** start of THE DATA **
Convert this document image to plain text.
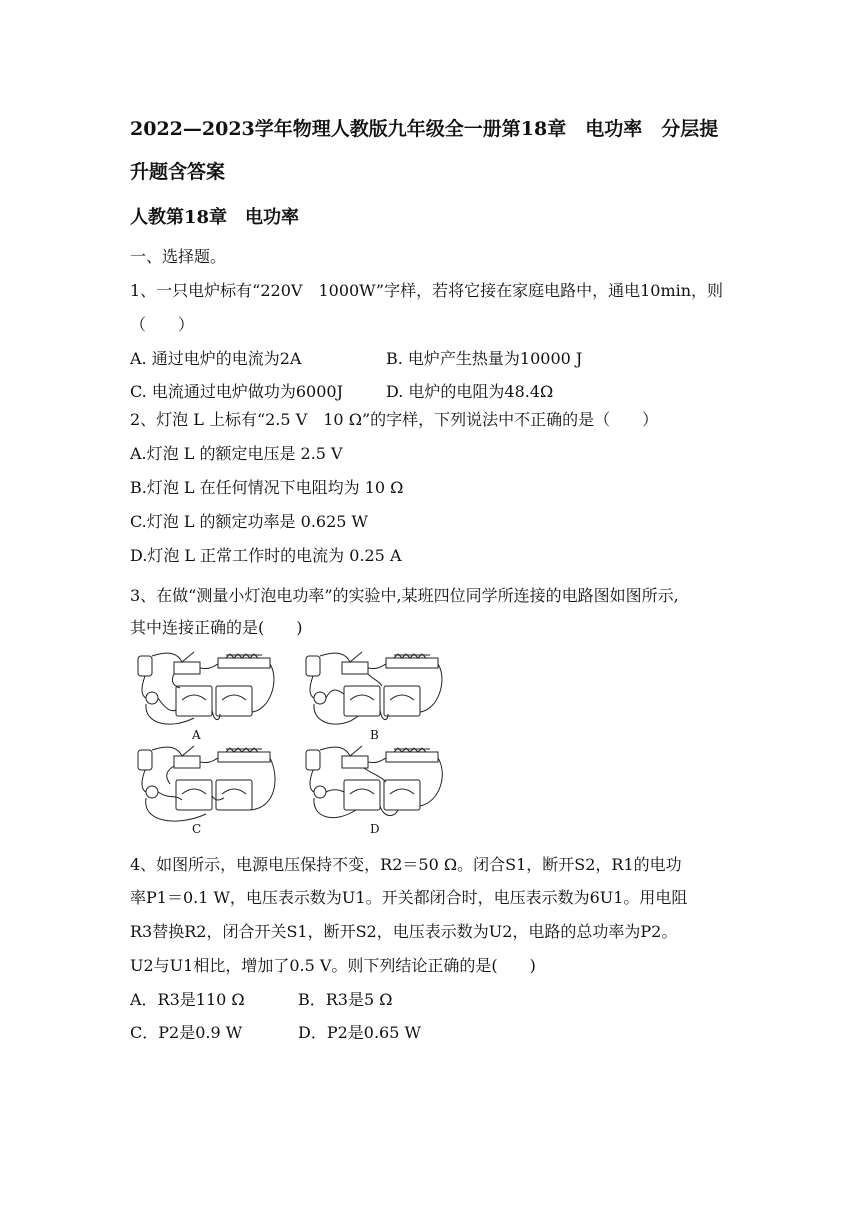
2022—2023学年物理人教版九年级全一册第18章　电功率　分层提
升题含答案
人教第18章　电功率
一、选择题。
1、一只电炉标有“220V　1000W”字样，若将它接在家庭电路中，通电10min，则
（　　）
A. 通过电炉的电流为2A	B. 电炉产生热量为10000 J
C. 电流通过电炉做功为6000J	D. 电炉的电阻为48.4Ω
2、灯泡 L 上标有“2.5 V　10 Ω”的字样，下列说法中不正确的是（　　）
A.灯泡 L 的额定电压是 2.5 V
B.灯泡 L 在任何情况下电阻均为 10 Ω
C.灯泡 L 的额定功率是 0.625 W
D.灯泡 L 正常工作时的电流为 0.25 A
3、在做“测量小灯泡电功率”的实验中,某班四位同学所连接的电路图如图所示,
其中连接正确的是(　　)
A	B
C	D
4、如图所示，电源电压保持不变，R2＝50 Ω。闭合S1，断开S2，R1的电功
率P1＝0.1 W，电压表示数为U1。开关都闭合时，电压表示数为6U1。用电阻
R3替换R2，闭合开关S1，断开S2，电压表示数为U2，电路的总功率为P2。
U2与U1相比，增加了0.5 V。则下列结论正确的是(　　)
A．R3是110 Ω	B．R3是5 Ω
C．P2是0.9 W	D．P2是0.65 W
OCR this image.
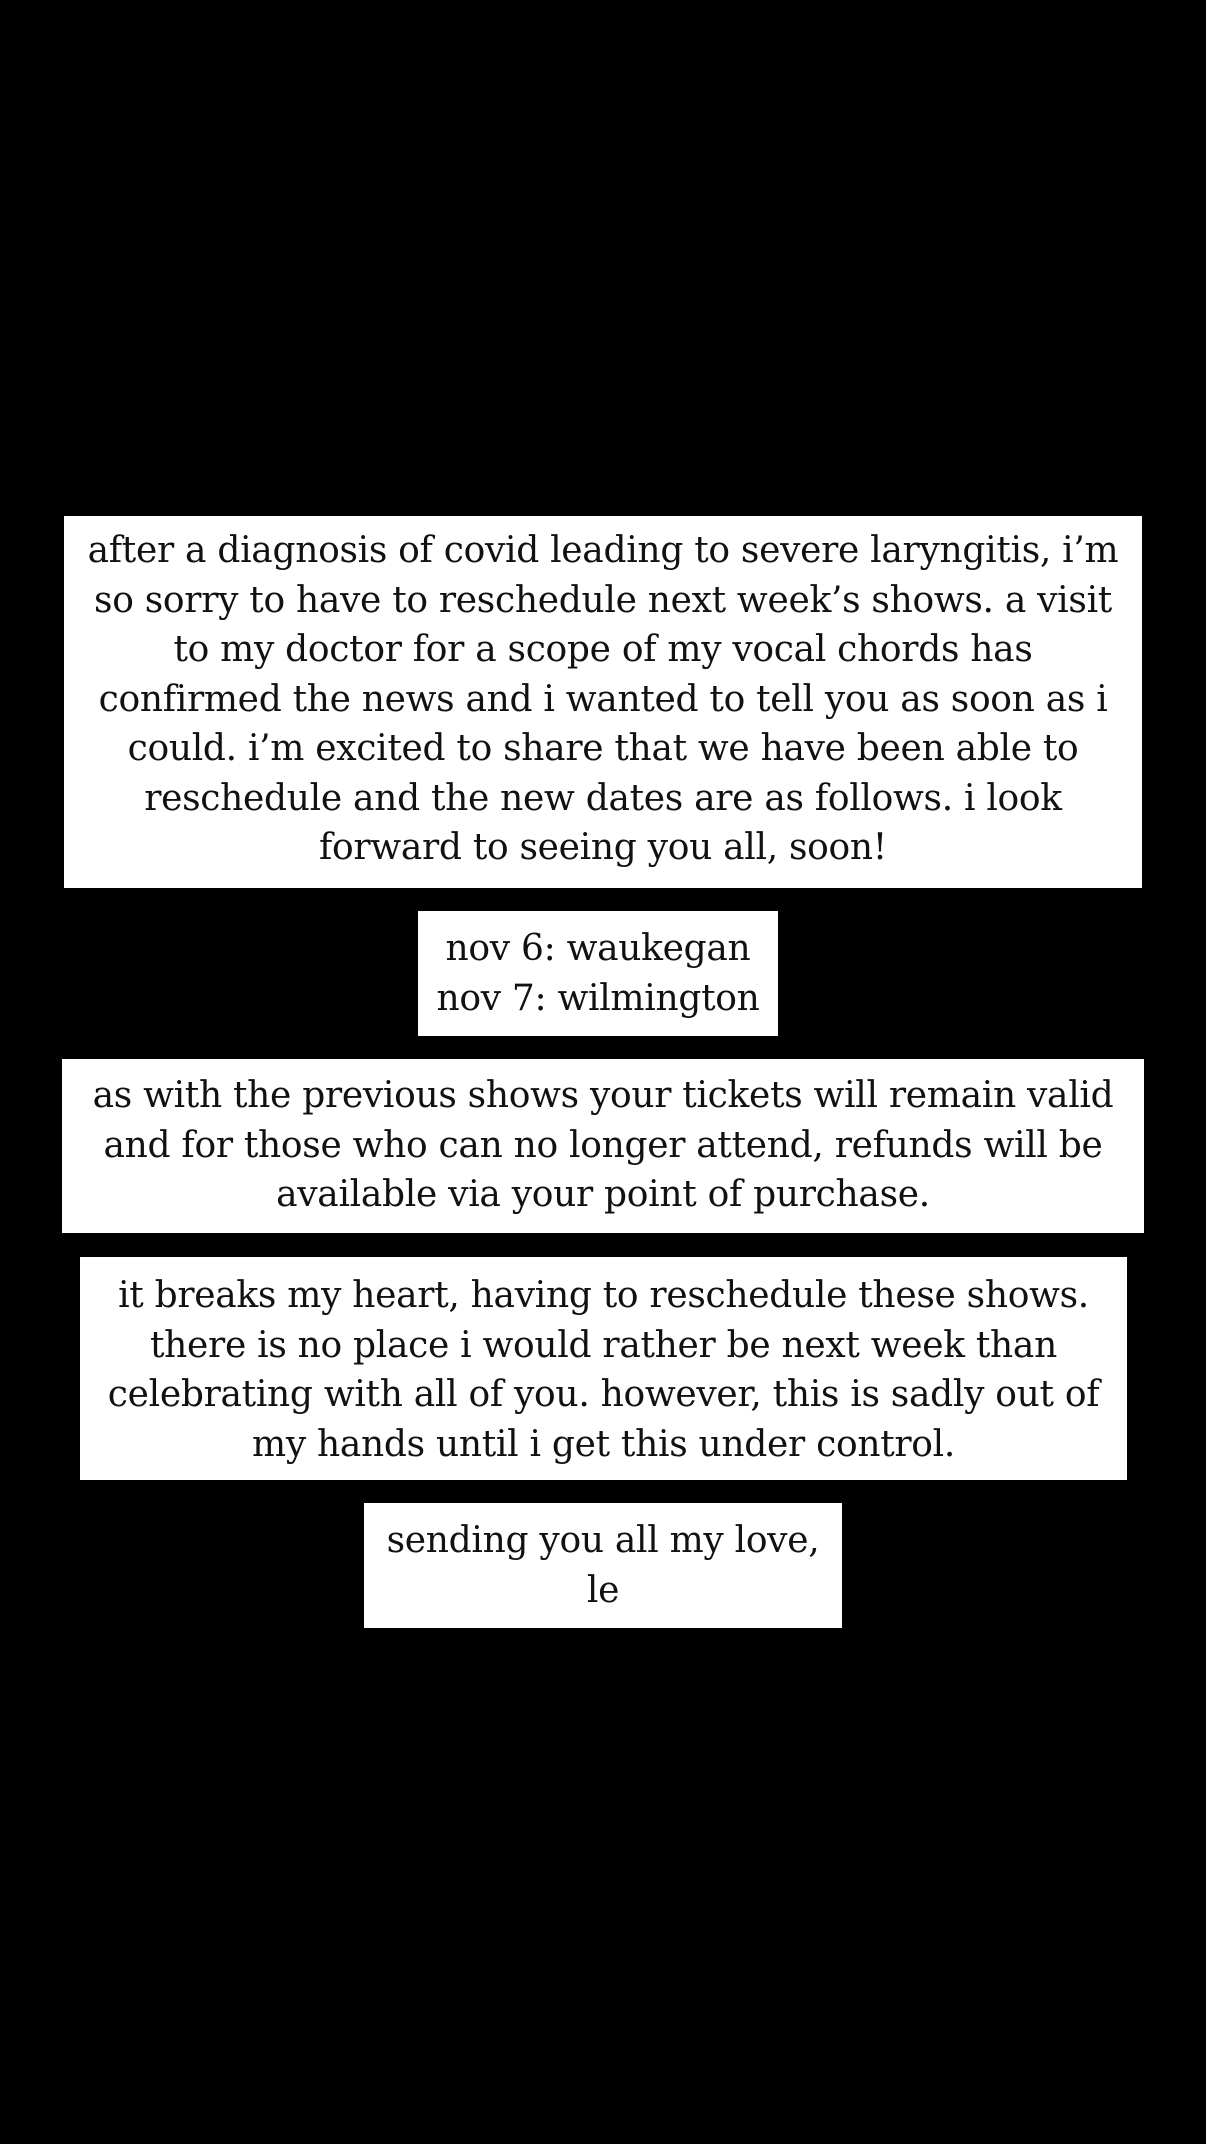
after a diagnosis of covid leading to severe laryngitis, i’m
so sorry to have to reschedule next week’s shows. a visit
to my doctor for a scope of my vocal chords has
confirmed the news and i wanted to tell you as soon as i
could. i’m excited to share that we have been able to
reschedule and the new dates are as follows. i look
forward to seeing you all, soon!
nov 6: waukegan
nov 7: wilmington
as with the previous shows your tickets will remain valid
and for those who can no longer attend, refunds will be
available via your point of purchase.
it breaks my heart, having to reschedule these shows.
there is no place i would rather be next week than
celebrating with all of you. however, this is sadly out of
my hands until i get this under control.
sending you all my love,
le
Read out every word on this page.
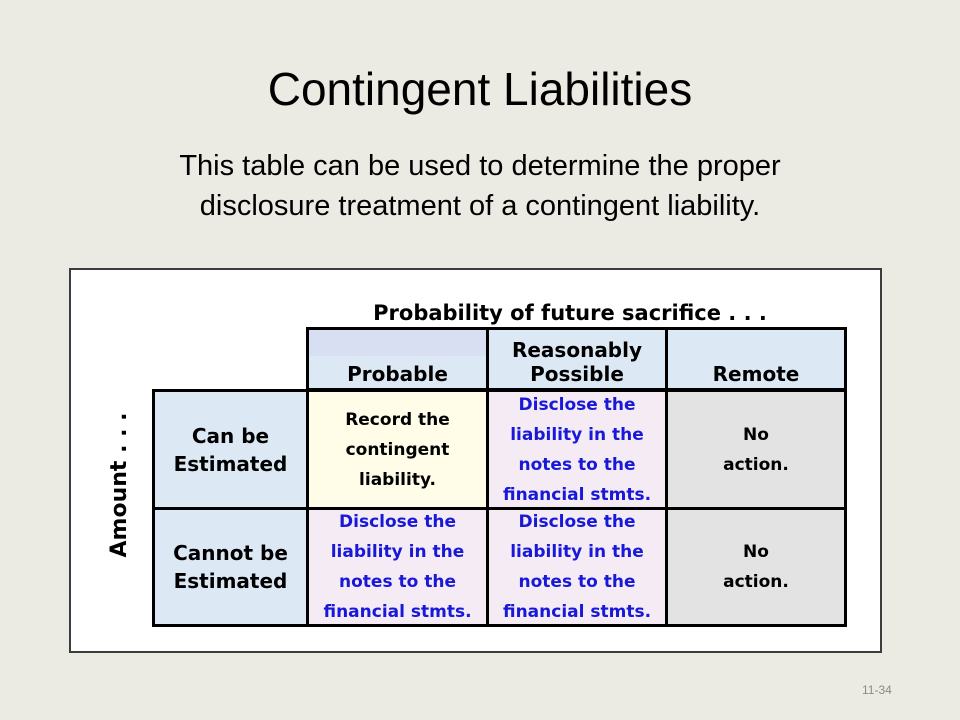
Contingent Liabilities
This table can be used to determine the proper
disclosure treatment of a contingent liability.
Probability of future sacrifice . . .
Amount . . .
Probable
Reasonably
Possible	Remote
Can be
Estimated
Cannot be
Estimated
Record the
contingent
liability.
Disclose the
liability in the
notes to the
financial stmts.
No
action.
Disclose the
liability in the
notes to the
financial stmts.
Disclose the
liability in the
notes to the
financial stmts.
No
action.
11-34
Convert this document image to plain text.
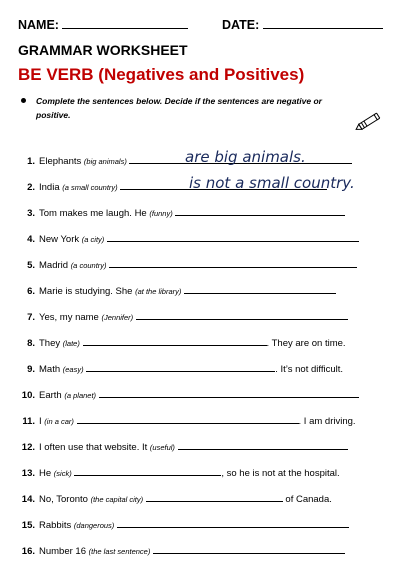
NAME:	DATE:
GRAMMAR WORKSHEET
BE VERB (Negatives and Positives)
Complete the sentences below. Decide if the sentences are negative or positive.
1. Elephants (big animals)	are big animals.
2. India (a small country)	is not a small country.
3. Tom makes me laugh. He (funny)
4. New York (a city)
5. Madrid (a country)
6. Marie is studying. She (at the library)
7. Yes, my name (Jennifer)
8. They (late)	. They are on time.
9. Math (easy)	. It’s not difficult.
10. Earth (a planet)
11. I (in a car)	. I am driving.
12. I often use that website. It (useful)
13. He (sick)	, so he is not at the hospital.
14. No, Toronto (the capital city)	of Canada.
15. Rabbits (dangerous)
16. Number 16 (the last sentence)
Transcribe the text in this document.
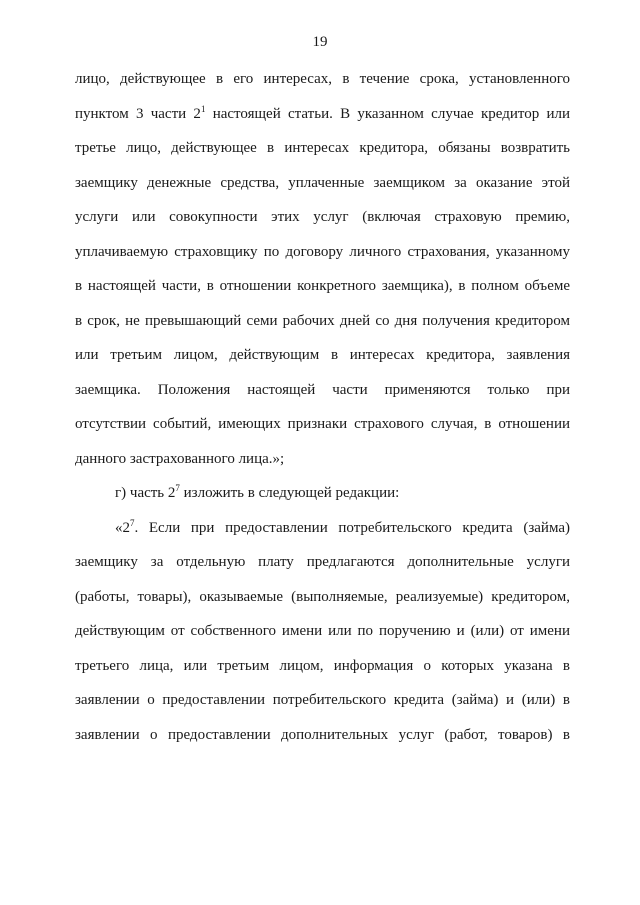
19
лицо, действующее в его интересах, в течение срока, установленного
пунктом 3 части $2^1$ настоящей статьи. В указанном случае кредитор или
третье лицо, действующее в интересах кредитора, обязаны возвратить
заемщику денежные средства, уплаченные заемщиком за оказание этой
услуги или совокупности этих услуг (включая страховую премию,
уплачиваемую страховщику по договору личного страхования, указанному
в настоящей части, в отношении конкретного заемщика), в полном объеме
в срок, не превышающий семи рабочих дней со дня получения кредитором
или третьим лицом, действующим в интересах кредитора, заявления
заемщика. Положения настоящей части применяются только при
отсутствии событий, имеющих признаки страхового случая, в отношении
данного застрахованного лица.»;
г) часть $2^7$ изложить в следующей редакции:
«$2^7$. Если при предоставлении потребительского кредита (займа)
заемщику за отдельную плату предлагаются дополнительные услуги
(работы, товары), оказываемые (выполняемые, реализуемые) кредитором,
действующим от собственного имени или по поручению и (или) от имени
третьего лица, или третьим лицом, информация о которых указана в
заявлении о предоставлении потребительского кредита (займа) и (или) в
заявлении о предоставлении дополнительных услуг (работ, товаров) в
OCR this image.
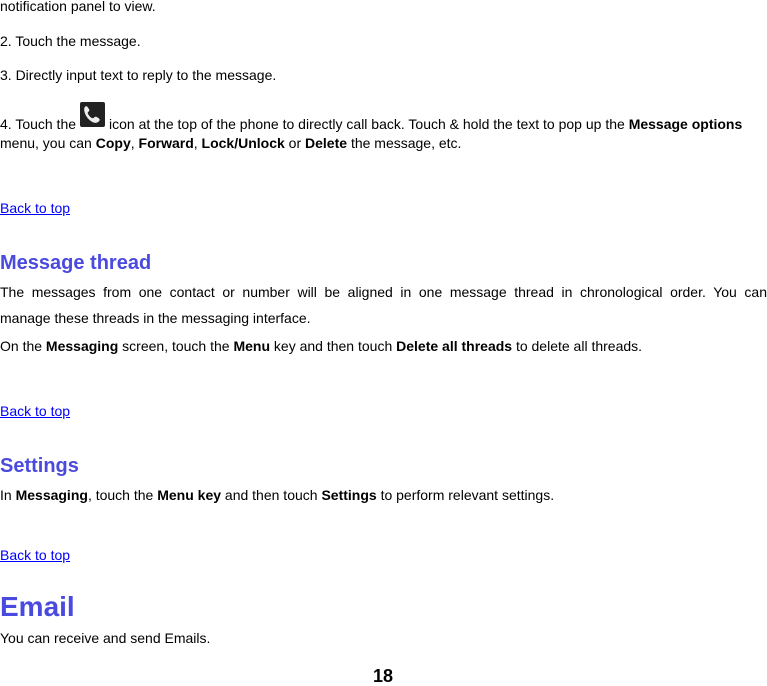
notification panel to view.
2. Touch the message.
3. Directly input text to reply to the message.
4. Touch the icon at the top of the phone to directly call back. Touch & hold the text to pop up the Message options
menu, you can Copy, Forward, Lock/Unlock or Delete the message, etc.
Back to top
Message thread
The messages from one contact or number will be aligned in one message thread in chronological order. You can
manage these threads in the messaging interface.
On the Messaging screen, touch the Menu key and then touch Delete all threads to delete all threads.
Back to top
Settings
In Messaging, touch the Menu key and then touch Settings to perform relevant settings.
Back to top
Email
You can receive and send Emails.
18
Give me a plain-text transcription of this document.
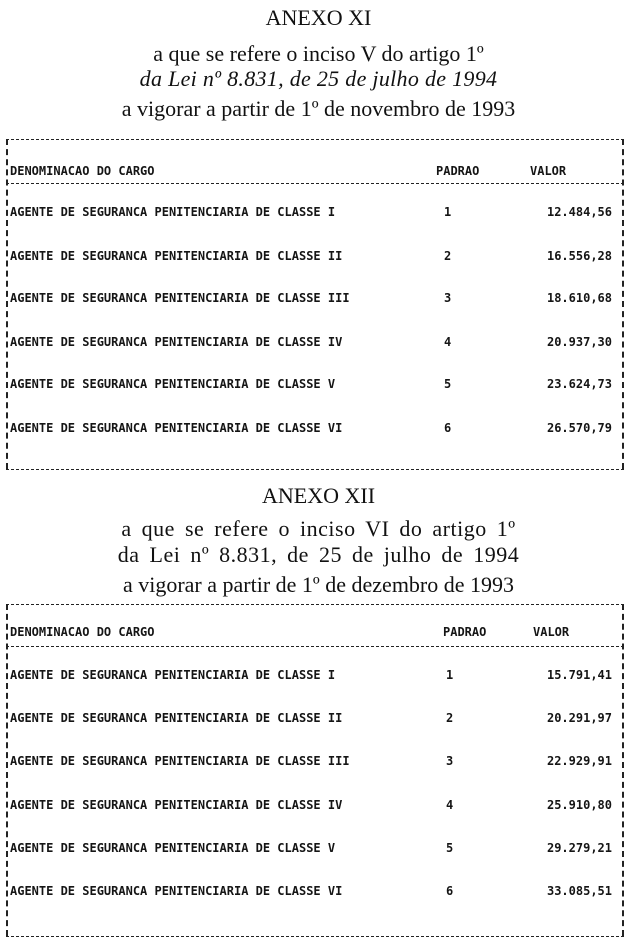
ANEXO XI
a que se refere o inciso V do artigo 1º
da Lei nº 8.831, de 25 de julho de 1994
a vigorar a partir de 1º de novembro de 1993
DENOMINACAO DO CARGO	PADRAO	VALOR
AGENTE DE SEGURANCA PENITENCIARIA DE CLASSE I	1	12.484,56
AGENTE DE SEGURANCA PENITENCIARIA DE CLASSE II	2	16.556,28
AGENTE DE SEGURANCA PENITENCIARIA DE CLASSE III	3	18.610,68
AGENTE DE SEGURANCA PENITENCIARIA DE CLASSE IV	4	20.937,30
AGENTE DE SEGURANCA PENITENCIARIA DE CLASSE V	5	23.624,73
AGENTE DE SEGURANCA PENITENCIARIA DE CLASSE VI	6	26.570,79
ANEXO XII
a que se refere o inciso VI do artigo 1º
da Lei nº 8.831, de 25 de julho de 1994
a vigorar a partir de 1º de dezembro de 1993
DENOMINACAO DO CARGO	PADRAO	VALOR
AGENTE DE SEGURANCA PENITENCIARIA DE CLASSE I	1	15.791,41
AGENTE DE SEGURANCA PENITENCIARIA DE CLASSE II	2	20.291,97
AGENTE DE SEGURANCA PENITENCIARIA DE CLASSE III	3	22.929,91
AGENTE DE SEGURANCA PENITENCIARIA DE CLASSE IV	4	25.910,80
AGENTE DE SEGURANCA PENITENCIARIA DE CLASSE V	5	29.279,21
AGENTE DE SEGURANCA PENITENCIARIA DE CLASSE VI	6	33.085,51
** end of THE DATA **
#### [TASK GOAL]
Only what runs from the line containing "Give me a plain-text" through the end of the entries above should be extracted, exactly and without pictures.

#### [COMPLETE ANSWER]
Give me a plain-text transcription of this document.
ANEXO XI
a que se refere o inciso V do artigo 1º
da Lei nº 8.831, de 25 de julho de 1994
a vigorar a partir de 1º de novembro de 1993
DENOMINACAO DO CARGO	PADRAO	VALOR
AGENTE DE SEGURANCA PENITENCIARIA DE CLASSE I	1	12.484,56
AGENTE DE SEGURANCA PENITENCIARIA DE CLASSE II	2	16.556,28
AGENTE DE SEGURANCA PENITENCIARIA DE CLASSE III	3	18.610,68
AGENTE DE SEGURANCA PENITENCIARIA DE CLASSE IV	4	20.937,30
AGENTE DE SEGURANCA PENITENCIARIA DE CLASSE V	5	23.624,73
AGENTE DE SEGURANCA PENITENCIARIA DE CLASSE VI	6	26.570,79
ANEXO XII
a que se refere o inciso VI do artigo 1º
da Lei nº 8.831, de 25 de julho de 1994
a vigorar a partir de 1º de dezembro de 1993
DENOMINACAO DO CARGO	PADRAO	VALOR
AGENTE DE SEGURANCA PENITENCIARIA DE CLASSE I	1	15.791,41
AGENTE DE SEGURANCA PENITENCIARIA DE CLASSE II	2	20.291,97
AGENTE DE SEGURANCA PENITENCIARIA DE CLASSE III	3	22.929,91
AGENTE DE SEGURANCA PENITENCIARIA DE CLASSE IV	4	25.910,80
AGENTE DE SEGURANCA PENITENCIARIA DE CLASSE V	5	29.279,21
AGENTE DE SEGURANCA PENITENCIARIA DE CLASSE VI	6	33.085,51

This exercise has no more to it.